:: STORED ROWS ::

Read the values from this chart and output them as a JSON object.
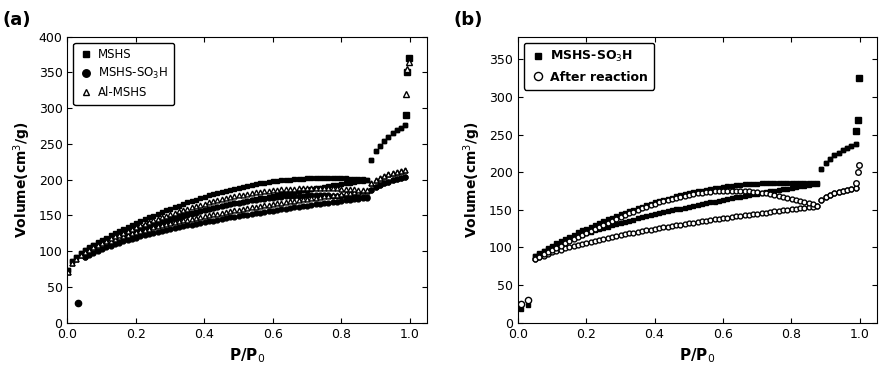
{
  "panel_a": {
    "title": "(a)",
    "xlabel": "P/P₀",
    "ylabel": "Volume(cm³/g)",
    "xlim": [
      0,
      1.05
    ],
    "ylim": [
      0,
      400
    ],
    "yticks": [
      0,
      50,
      100,
      150,
      200,
      250,
      300,
      350,
      400
    ],
    "xticks": [
      0.0,
      0.2,
      0.4,
      0.6,
      0.8,
      1.0
    ]
  },
  "panel_b": {
    "title": "(b)",
    "xlabel": "P/P₀",
    "ylabel": "Volume(cm³/g)",
    "xlim": [
      0,
      1.05
    ],
    "ylim": [
      0,
      380
    ],
    "yticks": [
      0,
      50,
      100,
      150,
      200,
      250,
      300,
      350
    ],
    "xticks": [
      0.0,
      0.2,
      0.4,
      0.6,
      0.8,
      1.0
    ]
  }
}
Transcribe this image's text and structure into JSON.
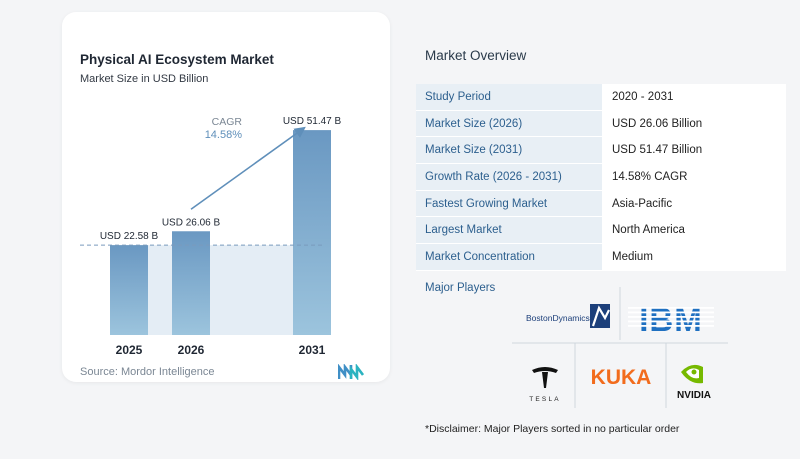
{
  "chart_data": {
    "type": "bar",
    "title": "Physical AI Ecosystem Market",
    "subtitle": "Market Size in USD Billion",
    "categories": [
      "2025",
      "2026",
      "2031"
    ],
    "values": [
      22.58,
      26.06,
      51.47
    ],
    "value_labels": [
      "USD 22.58 B",
      "USD 26.06 B",
      "USD 51.47 B"
    ],
    "cagr_label": "CAGR",
    "cagr_value": "14.58%",
    "source": "Source: Mordor Intelligence",
    "bar_color": "#6f9cc4",
    "ylim": [
      0,
      52
    ]
  },
  "overview": {
    "title": "Market Overview",
    "rows": [
      {
        "label": "Study Period",
        "value": "2020 - 2031"
      },
      {
        "label": "Market Size (2026)",
        "value": "USD 26.06 Billion"
      },
      {
        "label": "Market Size (2031)",
        "value": "USD 51.47 Billion"
      },
      {
        "label": "Growth Rate (2026 - 2031)",
        "value": "14.58% CAGR"
      },
      {
        "label": "Fastest Growing Market",
        "value": "Asia-Pacific"
      },
      {
        "label": "Largest Market",
        "value": "North America"
      },
      {
        "label": "Market Concentration",
        "value": "Medium"
      }
    ]
  },
  "players": {
    "title": "Major Players",
    "logos": {
      "boston_dynamics": "BostonDynamics",
      "ibm": "IBM",
      "tesla": "TESLA",
      "kuka": "KUKA",
      "nvidia": "NVIDIA"
    }
  },
  "disclaimer": "*Disclaimer: Major Players sorted in no particular order"
}
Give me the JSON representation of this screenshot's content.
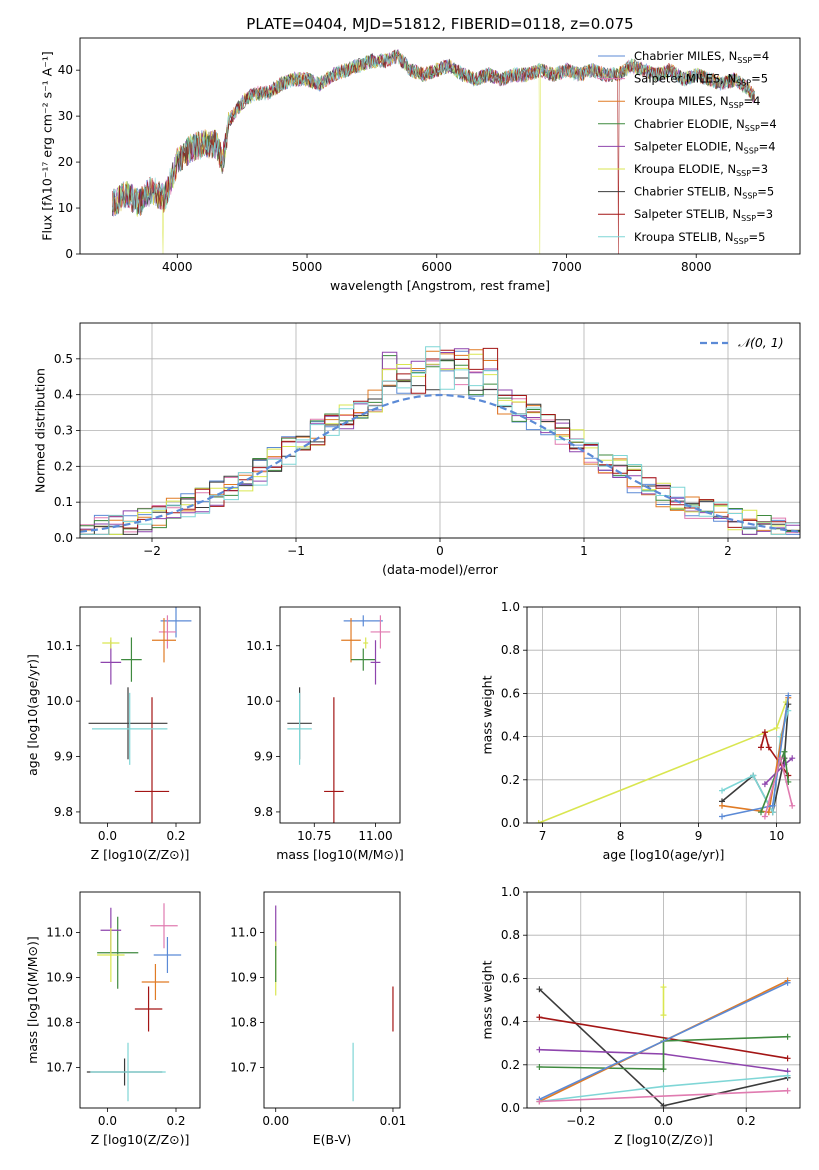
{
  "title": "PLATE=0404, MJD=51812, FIBERID=0118, z=0.075",
  "colors": {
    "chabrier_miles": "#5b8ad6",
    "salpeter_miles": "#e07bb0",
    "kroupa_miles": "#e07b25",
    "chabrier_elodie": "#3f8a3f",
    "salpeter_elodie": "#8e44ad",
    "kroupa_elodie": "#d9e650",
    "chabrier_stelib": "#3b3b3b",
    "salpeter_stelib": "#a31515",
    "kroupa_stelib": "#7fd6d6",
    "gaussian": "#5b8ad6",
    "grid": "#b0b0b0"
  },
  "chart_data": [
    {
      "id": "spectrum",
      "type": "line",
      "xlabel": "wavelength [Angstrom, rest frame]",
      "ylabel": "Flux [fλ10⁻¹⁷ erg cm⁻² s⁻¹ A⁻¹]",
      "xlim": [
        3250,
        8800
      ],
      "ylim": [
        0,
        47
      ],
      "xticks": [
        4000,
        5000,
        6000,
        7000,
        8000
      ],
      "yticks": [
        0,
        10,
        20,
        30,
        40
      ],
      "grid": false,
      "legend_position": "top-right",
      "envelope": {
        "x": [
          3500,
          3600,
          3700,
          3800,
          3900,
          4000,
          4100,
          4200,
          4300,
          4350,
          4400,
          4500,
          4600,
          4700,
          4800,
          4900,
          5000,
          5100,
          5200,
          5300,
          5400,
          5500,
          5600,
          5700,
          5800,
          5900,
          6000,
          6100,
          6200,
          6300,
          6400,
          6500,
          6600,
          6700,
          6800,
          6900,
          7000,
          7100,
          7200,
          7300,
          7400,
          7500,
          7600,
          7700,
          7800,
          7900,
          8000,
          8100,
          8200,
          8300,
          8400,
          8450
        ],
        "y": [
          11,
          13,
          11,
          14,
          12,
          20,
          23,
          24,
          24,
          20,
          29,
          33,
          35,
          35,
          37,
          38,
          38,
          37,
          39,
          40,
          41,
          42,
          42,
          43,
          40,
          39,
          40,
          41,
          39,
          38,
          39,
          38,
          39,
          39,
          40,
          39,
          40,
          39,
          40,
          39,
          39,
          41,
          40,
          39,
          40,
          38,
          39,
          38,
          37,
          38,
          36,
          34
        ]
      },
      "series": [
        {
          "name": "Chabrier MILES, N_SSP=4",
          "color_key": "chabrier_miles"
        },
        {
          "name": "Salpeter MILES, N_SSP=5",
          "color_key": "salpeter_miles"
        },
        {
          "name": "Kroupa MILES, N_SSP=4",
          "color_key": "kroupa_miles"
        },
        {
          "name": "Chabrier ELODIE, N_SSP=4",
          "color_key": "chabrier_elodie"
        },
        {
          "name": "Salpeter ELODIE, N_SSP=4",
          "color_key": "salpeter_elodie"
        },
        {
          "name": "Kroupa ELODIE, N_SSP=3",
          "color_key": "kroupa_elodie"
        },
        {
          "name": "Chabrier STELIB, N_SSP=5",
          "color_key": "chabrier_stelib"
        },
        {
          "name": "Salpeter STELIB, N_SSP=3",
          "color_key": "salpeter_stelib"
        },
        {
          "name": "Kroupa STELIB, N_SSP=5",
          "color_key": "kroupa_stelib"
        }
      ]
    },
    {
      "id": "residuals",
      "type": "histogram",
      "xlabel": "(data-model)/error",
      "ylabel": "Normed distribution",
      "xlim": [
        -2.5,
        2.5
      ],
      "ylim": [
        0,
        0.6
      ],
      "xticks": [
        -2,
        -1,
        0,
        1,
        2
      ],
      "yticks": [
        0.0,
        0.1,
        0.2,
        0.3,
        0.4,
        0.5
      ],
      "grid": true,
      "legend_position": "top-right",
      "legend_label": "𝒩(0, 1)",
      "gaussian": {
        "mu": 0,
        "sigma": 1
      },
      "bin_width": 0.1,
      "peak_height": 0.55
    },
    {
      "id": "age_vs_z",
      "type": "errorbar",
      "xlabel": "Z [log10(Z/Z⊙)]",
      "ylabel": "age  [log10(age/yr)]",
      "xlim": [
        -0.08,
        0.27
      ],
      "ylim": [
        9.78,
        10.17
      ],
      "xticks": [
        0.0,
        0.2
      ],
      "yticks": [
        9.8,
        9.9,
        10.0,
        10.1
      ],
      "points": [
        {
          "color_key": "chabrier_miles",
          "x": 0.2,
          "y": 10.145,
          "xe": 0.045,
          "ye": 0.03
        },
        {
          "color_key": "salpeter_miles",
          "x": 0.175,
          "y": 10.125,
          "xe": 0.025,
          "ye": 0.03
        },
        {
          "color_key": "kroupa_miles",
          "x": 0.165,
          "y": 10.11,
          "xe": 0.035,
          "ye": 0.04
        },
        {
          "color_key": "chabrier_elodie",
          "x": 0.07,
          "y": 10.075,
          "xe": 0.03,
          "ye": 0.04
        },
        {
          "color_key": "salpeter_elodie",
          "x": 0.01,
          "y": 10.07,
          "xe": 0.03,
          "ye": 0.04
        },
        {
          "color_key": "kroupa_elodie",
          "x": 0.01,
          "y": 10.105,
          "xe": 0.025,
          "ye": 0.01
        },
        {
          "color_key": "chabrier_stelib",
          "x": 0.06,
          "y": 9.96,
          "xe": 0.115,
          "ye": 0.065
        },
        {
          "color_key": "salpeter_stelib",
          "x": 0.13,
          "y": 9.837,
          "xe": 0.05,
          "ye": 0.17
        },
        {
          "color_key": "kroupa_stelib",
          "x": 0.065,
          "y": 9.95,
          "xe": 0.11,
          "ye": 0.065
        }
      ]
    },
    {
      "id": "age_vs_mass",
      "type": "errorbar",
      "xlabel": "mass [log10(M/M⊙)]",
      "ylabel": "",
      "xlim": [
        10.61,
        11.1
      ],
      "ylim": [
        9.78,
        10.17
      ],
      "xticks": [
        10.75,
        11.0
      ],
      "yticks": [
        9.8,
        9.9,
        10.0,
        10.1
      ],
      "points": [
        {
          "color_key": "chabrier_miles",
          "x": 10.95,
          "y": 10.145,
          "xe": 0.08,
          "ye": 0.01
        },
        {
          "color_key": "salpeter_miles",
          "x": 11.02,
          "y": 10.125,
          "xe": 0.04,
          "ye": 0.03
        },
        {
          "color_key": "kroupa_miles",
          "x": 10.9,
          "y": 10.11,
          "xe": 0.04,
          "ye": 0.04
        },
        {
          "color_key": "chabrier_elodie",
          "x": 10.95,
          "y": 10.075,
          "xe": 0.05,
          "ye": 0.02
        },
        {
          "color_key": "salpeter_elodie",
          "x": 11.0,
          "y": 10.07,
          "xe": 0.02,
          "ye": 0.04
        },
        {
          "color_key": "kroupa_elodie",
          "x": 10.96,
          "y": 10.105,
          "xe": 0.01,
          "ye": 0.01
        },
        {
          "color_key": "chabrier_stelib",
          "x": 10.69,
          "y": 9.96,
          "xe": 0.05,
          "ye": 0.065
        },
        {
          "color_key": "salpeter_stelib",
          "x": 10.83,
          "y": 9.837,
          "xe": 0.04,
          "ye": 0.17
        },
        {
          "color_key": "kroupa_stelib",
          "x": 10.69,
          "y": 9.95,
          "xe": 0.05,
          "ye": 0.065
        }
      ]
    },
    {
      "id": "weight_vs_age",
      "type": "line",
      "xlabel": "age  [log10(age/yr)]",
      "ylabel": "mass weight",
      "xlim": [
        6.8,
        10.3
      ],
      "ylim": [
        0,
        1.0
      ],
      "xticks": [
        7,
        8,
        9,
        10
      ],
      "yticks": [
        0.0,
        0.2,
        0.4,
        0.6,
        0.8,
        1.0
      ],
      "grid": true,
      "series": [
        {
          "color_key": "kroupa_elodie",
          "x": [
            6.95,
            10.0,
            10.12
          ],
          "y": [
            0.0,
            0.44,
            0.56
          ]
        },
        {
          "color_key": "chabrier_stelib",
          "x": [
            9.3,
            9.7,
            9.95,
            10.1,
            10.15
          ],
          "y": [
            0.1,
            0.22,
            0.05,
            0.3,
            0.55
          ]
        },
        {
          "color_key": "kroupa_stelib",
          "x": [
            9.3,
            9.7,
            9.95,
            10.05,
            10.15
          ],
          "y": [
            0.15,
            0.22,
            0.05,
            0.4,
            0.52
          ]
        },
        {
          "color_key": "salpeter_stelib",
          "x": [
            9.8,
            9.85,
            9.9,
            10.15
          ],
          "y": [
            0.35,
            0.42,
            0.35,
            0.22
          ]
        },
        {
          "color_key": "kroupa_miles",
          "x": [
            9.3,
            9.9,
            10.15
          ],
          "y": [
            0.08,
            0.05,
            0.58
          ]
        },
        {
          "color_key": "chabrier_miles",
          "x": [
            9.3,
            9.95,
            10.15
          ],
          "y": [
            0.03,
            0.08,
            0.59
          ]
        },
        {
          "color_key": "salpeter_elodie",
          "x": [
            9.85,
            10.1,
            10.2
          ],
          "y": [
            0.18,
            0.27,
            0.3
          ]
        },
        {
          "color_key": "chabrier_elodie",
          "x": [
            9.8,
            10.1,
            10.15
          ],
          "y": [
            0.05,
            0.33,
            0.19
          ]
        },
        {
          "color_key": "salpeter_miles",
          "x": [
            9.85,
            10.05,
            10.2
          ],
          "y": [
            0.03,
            0.3,
            0.08
          ]
        }
      ]
    },
    {
      "id": "mass_vs_z",
      "type": "errorbar",
      "xlabel": "Z [log10(Z/Z⊙)]",
      "ylabel": "mass [log10(M/M⊙)]",
      "xlim": [
        -0.08,
        0.27
      ],
      "ylim": [
        10.61,
        11.09
      ],
      "xticks": [
        0.0,
        0.2
      ],
      "yticks": [
        10.7,
        10.8,
        10.9,
        11.0
      ],
      "points": [
        {
          "color_key": "chabrier_miles",
          "x": 0.175,
          "y": 10.95,
          "xe": 0.04,
          "ye": 0.04
        },
        {
          "color_key": "salpeter_miles",
          "x": 0.165,
          "y": 11.015,
          "xe": 0.04,
          "ye": 0.05
        },
        {
          "color_key": "kroupa_miles",
          "x": 0.14,
          "y": 10.89,
          "xe": 0.04,
          "ye": 0.04
        },
        {
          "color_key": "chabrier_elodie",
          "x": 0.03,
          "y": 10.955,
          "xe": 0.06,
          "ye": 0.08
        },
        {
          "color_key": "salpeter_elodie",
          "x": 0.01,
          "y": 11.005,
          "xe": 0.03,
          "ye": 0.05
        },
        {
          "color_key": "kroupa_elodie",
          "x": 0.01,
          "y": 10.95,
          "xe": 0.04,
          "ye": 0.06
        },
        {
          "color_key": "chabrier_stelib",
          "x": 0.05,
          "y": 10.69,
          "xe": 0.11,
          "ye": 0.03
        },
        {
          "color_key": "salpeter_stelib",
          "x": 0.12,
          "y": 10.83,
          "xe": 0.04,
          "ye": 0.05
        },
        {
          "color_key": "kroupa_stelib",
          "x": 0.06,
          "y": 10.69,
          "xe": 0.11,
          "ye": 0.065
        }
      ]
    },
    {
      "id": "mass_vs_ebv",
      "type": "errorbar",
      "xlabel": "E(B-V)",
      "ylabel": "",
      "xlim": [
        -0.001,
        0.0106
      ],
      "ylim": [
        10.61,
        11.09
      ],
      "xticks": [
        0.0,
        0.01
      ],
      "yticks": [
        10.7,
        10.8,
        10.9,
        11.0
      ],
      "points": [
        {
          "color_key": "salpeter_elodie",
          "x": 0.0,
          "y": 11.01,
          "xe": 0,
          "ye": 0.05
        },
        {
          "color_key": "kroupa_elodie",
          "x": 0.0,
          "y": 10.92,
          "xe": 0,
          "ye": 0.06
        },
        {
          "color_key": "chabrier_elodie",
          "x": 0.0,
          "y": 10.93,
          "xe": 0,
          "ye": 0.04
        },
        {
          "color_key": "salpeter_stelib",
          "x": 0.01,
          "y": 10.83,
          "xe": 0,
          "ye": 0.05
        },
        {
          "color_key": "kroupa_stelib",
          "x": 0.0066,
          "y": 10.69,
          "xe": 0,
          "ye": 0.065
        }
      ]
    },
    {
      "id": "weight_vs_z",
      "type": "line",
      "xlabel": "Z [log10(Z/Z⊙)]",
      "ylabel": "mass weight",
      "xlim": [
        -0.33,
        0.33
      ],
      "ylim": [
        0,
        1.0
      ],
      "xticks": [
        -0.2,
        0.0,
        0.2
      ],
      "yticks": [
        0.0,
        0.2,
        0.4,
        0.6,
        0.8,
        1.0
      ],
      "grid": true,
      "series": [
        {
          "color_key": "chabrier_stelib",
          "x": [
            -0.3,
            0.0,
            0.3
          ],
          "y": [
            0.55,
            0.01,
            0.14
          ]
        },
        {
          "color_key": "salpeter_stelib",
          "x": [
            -0.3,
            0.3
          ],
          "y": [
            0.42,
            0.23
          ]
        },
        {
          "color_key": "salpeter_elodie",
          "x": [
            -0.3,
            0.0,
            0.3
          ],
          "y": [
            0.27,
            0.25,
            0.17
          ]
        },
        {
          "color_key": "chabrier_elodie",
          "x": [
            -0.3,
            0.0,
            0.0,
            0.3
          ],
          "y": [
            0.19,
            0.18,
            0.31,
            0.33
          ]
        },
        {
          "color_key": "kroupa_miles",
          "x": [
            -0.3,
            0.3
          ],
          "y": [
            0.03,
            0.59
          ]
        },
        {
          "color_key": "chabrier_miles",
          "x": [
            -0.3,
            0.3
          ],
          "y": [
            0.04,
            0.58
          ]
        },
        {
          "color_key": "kroupa_stelib",
          "x": [
            -0.3,
            0.0,
            0.3
          ],
          "y": [
            0.03,
            0.1,
            0.15
          ]
        },
        {
          "color_key": "salpeter_miles",
          "x": [
            -0.3,
            0.3
          ],
          "y": [
            0.03,
            0.08
          ]
        },
        {
          "color_key": "kroupa_elodie",
          "x": [
            0.0,
            0.0
          ],
          "y": [
            0.43,
            0.56
          ]
        }
      ]
    }
  ]
}
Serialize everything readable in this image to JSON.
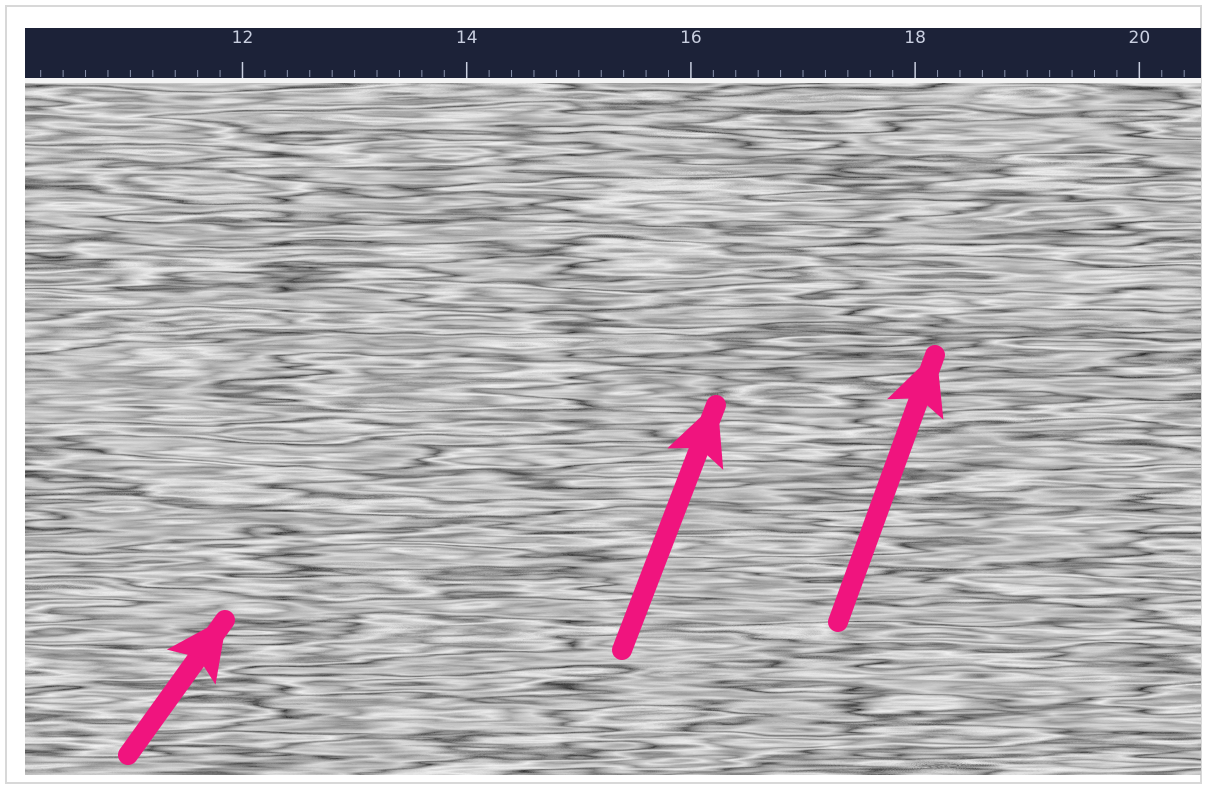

:::

TASK
Which lines contain the word "Major"? Copy each one.

WRITTEN RESPONSE
    "title": "Major Players",
  "disclaimer": "*Disclaimer: Major Players sorted in no particular order"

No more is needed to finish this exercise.